Kutipan Teks
Thursday, December 4, 2008

Intropeksi dirilah

Untuk Insan yang Berfikir....!
Introspeksi kepada diri ini akan perilaku yang sudah diperbuat untuk Islam, Untuk Allah dan Rasulnya, Mengeluarkan segenap kemampuan untuk berkorban lebih banyak lagi karena memang insan ini bodoh dan penuh rasa khilaf yang merasa sudah benar, sudah baik, sudah banyak amalannya, sudah pasti masuk surga, sudah disayang Allah, dan sudah2222.......padahal mah amal ini tidak ada apa-apa dihadapan Allah Swt, dibandingkan dengan insan sholeh para dahulu kala seperti halnya para sahabat Nabi, Para Tabiin, Para pejuang Islam yang berhasil mengembalikan kejayaan Islam atau mati di tiang gantungan. Maka oleh karena itu renungkanlah-renungkanlah.....!!! setiap amalan yang kita punya, Hisablah dirimu sebelum Allah menghisabmu dirimu.

Benarkah engkau seorang pejuang? Mengaku diri sebagai pejuang, sebagai jundullah, sebagai aktivis, namun akhlak maupun tsaqafahnya tidak mencerminkan hal itu. Mengaku diri sebagai mujahid, namun niat ternoda oleh selain-Nya. Inilah yang Allah Subhanahu wa Ta’ala sindir di dalam Al Qur’an :


“Apakah kamu mengira kamu akan dibiarkan saja mengatakan ‘kami beriman’ sedang mereka tidak di uji lagi?” (QS. Al Ankaabut: 2-3)



Sang Pejuang Sejati

Masing-masing kita sebaiknya mengevaluasi diri, apakah kita memang sudah benar-benar menjadi pejuang di jalan-Nya atau jangan-jangan, baru sebatas khayalan dan angan-angan kosong belaka. Inginkan syurga, tetapi tidak siap menggadaikan diri, harta dan jiwa.

“Apakah kamu mengira bahwa kamu akan masuk surga, padahal belum nyata bagi Allah orang-orang yang berjihad di antaramu, dan belum nyata orang-orang yang sabar.” (QS. 3:142).

Ya,,, kita mengira akan masuk surga dengan pegorbanan yang sedikit, seakan ingin menyamakan diri dengan hukum ekonomi kapitalis, “Mendapatkan output yang sebesar-besarnya, semaksimal mungkin, dengan input yang seminimal mungkin.”

Entri Hasil Ekstraksi
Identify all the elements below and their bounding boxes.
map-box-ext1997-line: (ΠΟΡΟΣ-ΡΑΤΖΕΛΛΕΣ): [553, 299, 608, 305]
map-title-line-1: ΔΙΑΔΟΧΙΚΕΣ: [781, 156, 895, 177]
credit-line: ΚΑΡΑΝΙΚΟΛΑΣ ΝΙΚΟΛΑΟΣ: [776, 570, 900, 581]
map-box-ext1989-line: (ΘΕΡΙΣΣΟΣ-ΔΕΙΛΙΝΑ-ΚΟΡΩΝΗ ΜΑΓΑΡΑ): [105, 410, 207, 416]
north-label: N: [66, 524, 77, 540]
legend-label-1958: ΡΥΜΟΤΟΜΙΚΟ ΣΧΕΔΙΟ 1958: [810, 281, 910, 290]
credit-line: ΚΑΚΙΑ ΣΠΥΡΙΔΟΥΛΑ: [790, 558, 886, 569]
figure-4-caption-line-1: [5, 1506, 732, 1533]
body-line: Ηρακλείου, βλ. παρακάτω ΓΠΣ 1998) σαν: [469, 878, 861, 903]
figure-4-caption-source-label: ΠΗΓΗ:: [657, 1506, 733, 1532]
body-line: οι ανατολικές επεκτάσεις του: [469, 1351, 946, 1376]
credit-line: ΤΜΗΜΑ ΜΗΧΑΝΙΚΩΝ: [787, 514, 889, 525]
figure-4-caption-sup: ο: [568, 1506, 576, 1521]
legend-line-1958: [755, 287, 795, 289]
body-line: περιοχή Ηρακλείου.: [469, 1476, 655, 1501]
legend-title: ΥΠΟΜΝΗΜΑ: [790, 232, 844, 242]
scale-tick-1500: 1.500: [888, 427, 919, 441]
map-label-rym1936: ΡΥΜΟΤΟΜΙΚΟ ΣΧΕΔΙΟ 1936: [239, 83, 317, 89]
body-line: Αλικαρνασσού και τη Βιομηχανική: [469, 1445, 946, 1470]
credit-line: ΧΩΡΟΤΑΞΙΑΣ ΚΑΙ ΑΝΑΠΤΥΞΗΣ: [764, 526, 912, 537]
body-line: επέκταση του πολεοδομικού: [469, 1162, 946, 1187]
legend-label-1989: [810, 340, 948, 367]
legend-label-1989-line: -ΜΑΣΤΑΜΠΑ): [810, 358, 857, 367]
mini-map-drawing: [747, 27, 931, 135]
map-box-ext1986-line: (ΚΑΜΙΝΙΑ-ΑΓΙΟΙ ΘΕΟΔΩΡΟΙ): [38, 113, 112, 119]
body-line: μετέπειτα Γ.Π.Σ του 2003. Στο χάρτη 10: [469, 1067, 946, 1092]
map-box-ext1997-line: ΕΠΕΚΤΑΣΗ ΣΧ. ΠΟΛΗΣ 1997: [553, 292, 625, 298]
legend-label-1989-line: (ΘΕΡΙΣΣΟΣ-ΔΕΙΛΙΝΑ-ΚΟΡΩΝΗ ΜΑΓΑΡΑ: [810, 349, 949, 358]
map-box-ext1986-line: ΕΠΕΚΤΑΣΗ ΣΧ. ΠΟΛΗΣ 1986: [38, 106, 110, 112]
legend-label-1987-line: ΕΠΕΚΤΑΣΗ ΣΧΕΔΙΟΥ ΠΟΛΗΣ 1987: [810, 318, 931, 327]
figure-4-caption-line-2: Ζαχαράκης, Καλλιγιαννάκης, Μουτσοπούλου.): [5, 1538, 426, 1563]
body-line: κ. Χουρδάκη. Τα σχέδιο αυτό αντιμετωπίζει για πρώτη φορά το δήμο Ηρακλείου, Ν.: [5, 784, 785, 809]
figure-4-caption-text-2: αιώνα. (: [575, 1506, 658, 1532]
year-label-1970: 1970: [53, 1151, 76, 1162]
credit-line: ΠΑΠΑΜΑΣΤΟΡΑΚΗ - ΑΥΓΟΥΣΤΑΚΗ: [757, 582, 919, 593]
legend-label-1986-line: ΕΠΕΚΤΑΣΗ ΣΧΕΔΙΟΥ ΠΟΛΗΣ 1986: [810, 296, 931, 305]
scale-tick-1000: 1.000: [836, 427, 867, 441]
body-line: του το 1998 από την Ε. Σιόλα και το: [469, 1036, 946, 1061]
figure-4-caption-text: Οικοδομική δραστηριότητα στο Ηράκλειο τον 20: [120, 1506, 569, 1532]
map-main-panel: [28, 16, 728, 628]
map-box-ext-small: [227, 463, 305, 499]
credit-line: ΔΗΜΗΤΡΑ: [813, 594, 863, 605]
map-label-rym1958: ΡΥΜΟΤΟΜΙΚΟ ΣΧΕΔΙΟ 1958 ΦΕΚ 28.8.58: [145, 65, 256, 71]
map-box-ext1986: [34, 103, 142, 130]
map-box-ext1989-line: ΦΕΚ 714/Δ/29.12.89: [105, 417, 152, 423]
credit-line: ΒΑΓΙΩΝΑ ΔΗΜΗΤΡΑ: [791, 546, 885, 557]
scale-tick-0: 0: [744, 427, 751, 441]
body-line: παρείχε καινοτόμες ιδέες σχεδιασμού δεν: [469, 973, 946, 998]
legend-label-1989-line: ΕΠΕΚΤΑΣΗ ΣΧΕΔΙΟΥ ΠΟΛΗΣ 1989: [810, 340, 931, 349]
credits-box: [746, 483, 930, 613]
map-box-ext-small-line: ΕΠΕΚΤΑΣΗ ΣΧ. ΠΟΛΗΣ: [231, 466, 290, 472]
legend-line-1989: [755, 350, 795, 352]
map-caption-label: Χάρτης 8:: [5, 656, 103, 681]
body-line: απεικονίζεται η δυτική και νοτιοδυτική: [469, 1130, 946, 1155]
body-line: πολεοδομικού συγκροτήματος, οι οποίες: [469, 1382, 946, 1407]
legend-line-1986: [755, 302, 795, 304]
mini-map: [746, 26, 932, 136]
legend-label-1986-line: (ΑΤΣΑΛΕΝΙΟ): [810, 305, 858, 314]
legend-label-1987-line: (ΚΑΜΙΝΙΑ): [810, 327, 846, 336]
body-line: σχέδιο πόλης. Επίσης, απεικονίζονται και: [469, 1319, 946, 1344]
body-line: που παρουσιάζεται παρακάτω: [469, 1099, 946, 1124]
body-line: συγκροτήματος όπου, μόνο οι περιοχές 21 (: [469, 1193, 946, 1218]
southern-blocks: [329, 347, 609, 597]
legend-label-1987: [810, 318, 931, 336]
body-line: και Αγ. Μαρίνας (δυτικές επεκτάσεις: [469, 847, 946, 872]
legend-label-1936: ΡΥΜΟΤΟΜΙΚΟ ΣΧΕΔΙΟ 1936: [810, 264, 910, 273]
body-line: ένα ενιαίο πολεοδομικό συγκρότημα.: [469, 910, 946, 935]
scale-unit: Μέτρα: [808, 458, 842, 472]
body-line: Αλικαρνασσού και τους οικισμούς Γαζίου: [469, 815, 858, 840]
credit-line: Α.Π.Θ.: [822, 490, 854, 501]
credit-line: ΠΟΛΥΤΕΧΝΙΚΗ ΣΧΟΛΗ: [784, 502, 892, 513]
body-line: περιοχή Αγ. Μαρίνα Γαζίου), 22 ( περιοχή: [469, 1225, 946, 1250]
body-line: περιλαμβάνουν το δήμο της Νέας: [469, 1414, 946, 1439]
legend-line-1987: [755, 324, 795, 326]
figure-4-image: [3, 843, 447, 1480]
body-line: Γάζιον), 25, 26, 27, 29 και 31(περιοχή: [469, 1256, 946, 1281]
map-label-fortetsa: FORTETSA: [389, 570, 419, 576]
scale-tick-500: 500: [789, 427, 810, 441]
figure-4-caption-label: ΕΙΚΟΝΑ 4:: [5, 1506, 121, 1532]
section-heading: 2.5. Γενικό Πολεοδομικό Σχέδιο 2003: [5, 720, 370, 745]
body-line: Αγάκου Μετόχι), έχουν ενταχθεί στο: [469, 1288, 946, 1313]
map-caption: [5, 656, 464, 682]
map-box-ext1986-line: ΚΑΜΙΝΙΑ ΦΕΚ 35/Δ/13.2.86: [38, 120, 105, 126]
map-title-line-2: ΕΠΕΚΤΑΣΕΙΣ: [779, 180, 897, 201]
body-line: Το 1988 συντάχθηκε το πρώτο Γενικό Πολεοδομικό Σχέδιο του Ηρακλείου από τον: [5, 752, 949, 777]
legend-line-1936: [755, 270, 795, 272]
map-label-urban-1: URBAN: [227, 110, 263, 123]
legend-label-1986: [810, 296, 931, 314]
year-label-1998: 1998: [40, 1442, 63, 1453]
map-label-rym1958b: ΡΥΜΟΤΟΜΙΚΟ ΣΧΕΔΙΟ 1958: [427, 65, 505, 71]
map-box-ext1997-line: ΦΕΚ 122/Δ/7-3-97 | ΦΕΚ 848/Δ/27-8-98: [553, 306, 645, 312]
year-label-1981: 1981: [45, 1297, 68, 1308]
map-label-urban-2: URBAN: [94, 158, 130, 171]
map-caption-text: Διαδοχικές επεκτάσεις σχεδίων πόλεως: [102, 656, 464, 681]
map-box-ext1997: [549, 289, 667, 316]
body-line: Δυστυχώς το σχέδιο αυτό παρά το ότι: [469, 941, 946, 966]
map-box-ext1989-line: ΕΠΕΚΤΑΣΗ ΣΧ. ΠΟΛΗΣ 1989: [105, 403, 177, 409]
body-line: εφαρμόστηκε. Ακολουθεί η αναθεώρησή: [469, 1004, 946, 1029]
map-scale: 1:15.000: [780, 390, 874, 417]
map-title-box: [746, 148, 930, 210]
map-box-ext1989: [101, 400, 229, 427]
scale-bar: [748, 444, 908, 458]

Tugas Tertulis A
Perbarui bagian tulisan tentang introspeksi diri dari "Intropeksi dirilah" sampai "Allah menghisabmu dirimu.". Ganti "kemampuan" dengan "tenaga".
Tugas Tertulis B
Salin lagi tanpa perubahan baris-baris daftar, dari awal daftar sampai baris yang memuat "legend-label-1986-line: ΕΠΕΚΤΑΣΗ ΣΧΕΔΙΟΥ", termasuk baris itu.

Hasil yang Diharapkan A
Intropeksi dirilah

Untuk Insan yang Berfikir....!
Introspeksi kepada diri ini akan perilaku yang sudah diperbuat untuk Islam, Untuk Allah dan Rasulnya, Mengeluarkan segenap tenaga untuk berkorban lebih banyak lagi karena memang insan ini bodoh dan penuh rasa khilaf yang merasa sudah benar, sudah baik, sudah banyak amalannya, sudah pasti masuk surga, sudah disayang Allah, dan sudah2222.......padahal mah amal ini tidak ada apa-apa dihadapan Allah Swt, dibandingkan dengan insan sholeh para dahulu kala seperti halnya para sahabat Nabi, Para Tabiin, Para pejuang Islam yang berhasil mengembalikan kejayaan Islam atau mati di tiang gantungan. Maka oleh karena itu renungkanlah-renungkanlah.....!!! setiap amalan yang kita punya, Hisablah dirimu sebelum Allah menghisabmu dirimu.

Hasil yang Diharapkan B
Identify all the elements below and their bounding boxes.
map-box-ext1997-line: (ΠΟΡΟΣ-ΡΑΤΖΕΛΛΕΣ): [553, 299, 608, 305]
map-title-line-1: ΔΙΑΔΟΧΙΚΕΣ: [781, 156, 895, 177]
credit-line: ΚΑΡΑΝΙΚΟΛΑΣ ΝΙΚΟΛΑΟΣ: [776, 570, 900, 581]
map-box-ext1989-line: (ΘΕΡΙΣΣΟΣ-ΔΕΙΛΙΝΑ-ΚΟΡΩΝΗ ΜΑΓΑΡΑ): [105, 410, 207, 416]
north-label: N: [66, 524, 77, 540]
legend-label-1958: ΡΥΜΟΤΟΜΙΚΟ ΣΧΕΔΙΟ 1958: [810, 281, 910, 290]
credit-line: ΚΑΚΙΑ ΣΠΥΡΙΔΟΥΛΑ: [790, 558, 886, 569]
figure-4-caption-line-1: [5, 1506, 732, 1533]
body-line: Ηρακλείου, βλ. παρακάτω ΓΠΣ 1998) σαν: [469, 878, 861, 903]
figure-4-caption-source-label: ΠΗΓΗ:: [657, 1506, 733, 1532]
body-line: οι ανατολικές επεκτάσεις του: [469, 1351, 946, 1376]
credit-line: ΤΜΗΜΑ ΜΗΧΑΝΙΚΩΝ: [787, 514, 889, 525]
figure-4-caption-sup: ο: [568, 1506, 576, 1521]
legend-line-1958: [755, 287, 795, 289]
body-line: περιοχή Ηρακλείου.: [469, 1476, 655, 1501]
legend-title: ΥΠΟΜΝΗΜΑ: [790, 232, 844, 242]
scale-tick-1500: 1.500: [888, 427, 919, 441]
map-label-rym1936: ΡΥΜΟΤΟΜΙΚΟ ΣΧΕΔΙΟ 1936: [239, 83, 317, 89]
body-line: Αλικαρνασσού και τη Βιομηχανική: [469, 1445, 946, 1470]
credit-line: ΧΩΡΟΤΑΞΙΑΣ ΚΑΙ ΑΝΑΠΤΥΞΗΣ: [764, 526, 912, 537]
body-line: επέκταση του πολεοδομικού: [469, 1162, 946, 1187]
legend-label-1989: [810, 340, 948, 367]
legend-label-1989-line: -ΜΑΣΤΑΜΠΑ): [810, 358, 857, 367]
mini-map-drawing: [747, 27, 931, 135]
map-box-ext1986-line: (ΚΑΜΙΝΙΑ-ΑΓΙΟΙ ΘΕΟΔΩΡΟΙ): [38, 113, 112, 119]
body-line: μετέπειτα Γ.Π.Σ του 2003. Στο χάρτη 10: [469, 1067, 946, 1092]
map-box-ext1997-line: ΕΠΕΚΤΑΣΗ ΣΧ. ΠΟΛΗΣ 1997: [553, 292, 625, 298]
legend-label-1989-line: (ΘΕΡΙΣΣΟΣ-ΔΕΙΛΙΝΑ-ΚΟΡΩΝΗ ΜΑΓΑΡΑ: [810, 349, 949, 358]
map-box-ext1986-line: ΕΠΕΚΤΑΣΗ ΣΧ. ΠΟΛΗΣ 1986: [38, 106, 110, 112]
legend-label-1987-line: ΕΠΕΚΤΑΣΗ ΣΧΕΔΙΟΥ ΠΟΛΗΣ 1987: [810, 318, 931, 327]
figure-4-caption-line-2: Ζαχαράκης, Καλλιγιαννάκης, Μουτσοπούλου.): [5, 1538, 426, 1563]
body-line: κ. Χουρδάκη. Τα σχέδιο αυτό αντιμετωπίζει για πρώτη φορά το δήμο Ηρακλείου, Ν.: [5, 784, 785, 809]
figure-4-caption-text-2: αιώνα. (: [575, 1506, 658, 1532]
year-label-1970: 1970: [53, 1151, 76, 1162]
credit-line: ΠΑΠΑΜΑΣΤΟΡΑΚΗ - ΑΥΓΟΥΣΤΑΚΗ: [757, 582, 919, 593]
legend-label-1986-line: ΕΠΕΚΤΑΣΗ ΣΧΕΔΙΟΥ ΠΟΛΗΣ 1986: [810, 296, 931, 305]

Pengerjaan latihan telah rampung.